* **Extracted text**:
>>>>
Development of ibuprofen microspheres using acetylated plantain starches as polymer for sustained release

Abstract

Ibuprofen has a short half-life (1–3 h) and is typically administered 3–4 times daily with subsequent adverse side effects. A good approach to reduce these effects is the preparation of sustained-release formulations of ibuprofen. Acetylated starches form water-insoluble, acid-resistant films that can substantially retard drug release. Ibuprofen microspheres were prepared using acetylated plantain starch as sustained-release polymer. Starch obtained from unripe plantain (Musa Paradisiaca normalis) were acetylated using acetic anhydride with pyridine (degrees of substitution, DS 1.5 ± 0.05 and 2.20 ± 0.10). The starches were characterized using morphology, crystallinity, swelling, density and flow properties. Ibuprofen microspheres were prepared by quasi-emulsion solvent diffusion method, using acetylated plantain starches DS 1.5 and 2.20 in comparison to Eudragit S100. Full 32 factorial experimental design was performed with polymer type (X1), polymer: drug ratio (X2) as independent factors; microsphere size, entrapment, and quantity of drug released in 12 h (Q12) were dependent variables. The data from in vitro drug release were fitted to various kinetic models. Acetylation resulted in larger starch aggregates with disruption in crystalline order. Ibuprofen microspheres were spherical with size 5.50 ± 4.00–129.90 ± 12.97 µm. Drug entrapment was 43.92 ± 4.00–79.91 ± 6.15%. Values of Q12 ranged from 20.10 ± 0.55 to 54.00 ± 5.71%. Interaction between variables X1 and X2 had positive effects on size and entrapment. Drug release fitted zero order, first order and Baker-Lonsdale kinetic models. Acetylated starch of plantain with DS 2.20 was suitable as a polymer at polymer:drug ratio 4:1 for the formulation of ibuprofen microspheres with prolonged drug release.
<<<<
* **Dataset extract**:
>>>>
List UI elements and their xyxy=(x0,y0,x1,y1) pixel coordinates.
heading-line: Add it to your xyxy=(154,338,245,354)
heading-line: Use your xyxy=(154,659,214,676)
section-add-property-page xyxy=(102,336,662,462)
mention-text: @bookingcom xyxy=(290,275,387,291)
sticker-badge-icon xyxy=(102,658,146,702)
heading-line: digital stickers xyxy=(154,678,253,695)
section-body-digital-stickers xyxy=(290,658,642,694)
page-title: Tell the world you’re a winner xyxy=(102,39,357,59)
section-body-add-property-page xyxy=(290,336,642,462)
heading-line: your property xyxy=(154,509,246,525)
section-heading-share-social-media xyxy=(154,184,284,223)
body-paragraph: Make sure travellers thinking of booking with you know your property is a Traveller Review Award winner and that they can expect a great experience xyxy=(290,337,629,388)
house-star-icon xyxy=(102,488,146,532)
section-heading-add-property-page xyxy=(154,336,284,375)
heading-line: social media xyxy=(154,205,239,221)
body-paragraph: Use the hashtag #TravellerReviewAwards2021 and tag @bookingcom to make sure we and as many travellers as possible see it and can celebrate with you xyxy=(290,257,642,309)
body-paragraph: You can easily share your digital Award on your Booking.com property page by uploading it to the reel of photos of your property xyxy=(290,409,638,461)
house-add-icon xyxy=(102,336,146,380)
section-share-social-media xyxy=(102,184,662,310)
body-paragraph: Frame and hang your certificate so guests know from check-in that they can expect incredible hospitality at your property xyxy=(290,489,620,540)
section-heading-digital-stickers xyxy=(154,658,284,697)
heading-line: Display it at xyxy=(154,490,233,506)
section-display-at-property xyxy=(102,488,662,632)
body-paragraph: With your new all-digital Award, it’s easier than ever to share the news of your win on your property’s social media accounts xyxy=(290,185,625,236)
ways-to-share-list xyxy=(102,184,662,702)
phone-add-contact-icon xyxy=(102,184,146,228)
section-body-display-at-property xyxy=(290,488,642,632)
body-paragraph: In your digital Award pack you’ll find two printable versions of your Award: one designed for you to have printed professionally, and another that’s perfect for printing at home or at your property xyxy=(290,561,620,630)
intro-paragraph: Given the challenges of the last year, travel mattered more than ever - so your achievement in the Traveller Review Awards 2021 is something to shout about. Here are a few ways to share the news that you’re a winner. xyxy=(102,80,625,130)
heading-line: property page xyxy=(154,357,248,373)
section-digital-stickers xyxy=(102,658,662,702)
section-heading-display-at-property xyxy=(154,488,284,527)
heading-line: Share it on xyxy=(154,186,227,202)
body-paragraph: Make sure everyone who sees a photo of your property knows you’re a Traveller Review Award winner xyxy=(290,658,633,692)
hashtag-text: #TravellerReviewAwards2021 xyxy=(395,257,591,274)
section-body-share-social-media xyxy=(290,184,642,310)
<<<<
* **Work request**:
Copy out the abstract on ibuprofen microspheres made with acetylated plantain starch word for word, from the title through the last sentence.

* **Task response**:
Development of ibuprofen microspheres using acetylated plantain starches as polymer for sustained release

Abstract

Ibuprofen has a short half-life (1–3 h) and is typically administered 3–4 times daily with subsequent adverse side effects. A good approach to reduce these effects is the preparation of sustained-release formulations of ibuprofen. Acetylated starches form water-insoluble, acid-resistant films that can substantially retard drug release. Ibuprofen microspheres were prepared using acetylated plantain starch as sustained-release polymer. Starch obtained from unripe plantain (Musa Paradisiaca normalis) were acetylated using acetic anhydride with pyridine (degrees of substitution, DS 1.5 ± 0.05 and 2.20 ± 0.10). The starches were characterized using morphology, crystallinity, swelling, density and flow properties. Ibuprofen microspheres were prepared by quasi-emulsion solvent diffusion method, using acetylated plantain starches DS 1.5 and 2.20 in comparison to Eudragit S100. Full 32 factorial experimental design was performed with polymer type (X1), polymer: drug ratio (X2) as independent factors; microsphere size, entrapment, and quantity of drug released in 12 h (Q12) were dependent variables. The data from in vitro drug release were fitted to various kinetic models. Acetylation resulted in larger starch aggregates with disruption in crystalline order. Ibuprofen microspheres were spherical with size 5.50 ± 4.00–129.90 ± 12.97 µm. Drug entrapment was 43.92 ± 4.00–79.91 ± 6.15%. Values of Q12 ranged from 20.10 ± 0.55 to 54.00 ± 5.71%. Interaction between variables X1 and X2 had positive effects on size and entrapment. Drug release fitted zero order, first order and Baker-Lonsdale kinetic models. Acetylated starch of plantain with DS 2.20 was suitable as a polymer at polymer:drug ratio 4:1 for the formulation of ibuprofen microspheres with prolonged drug release.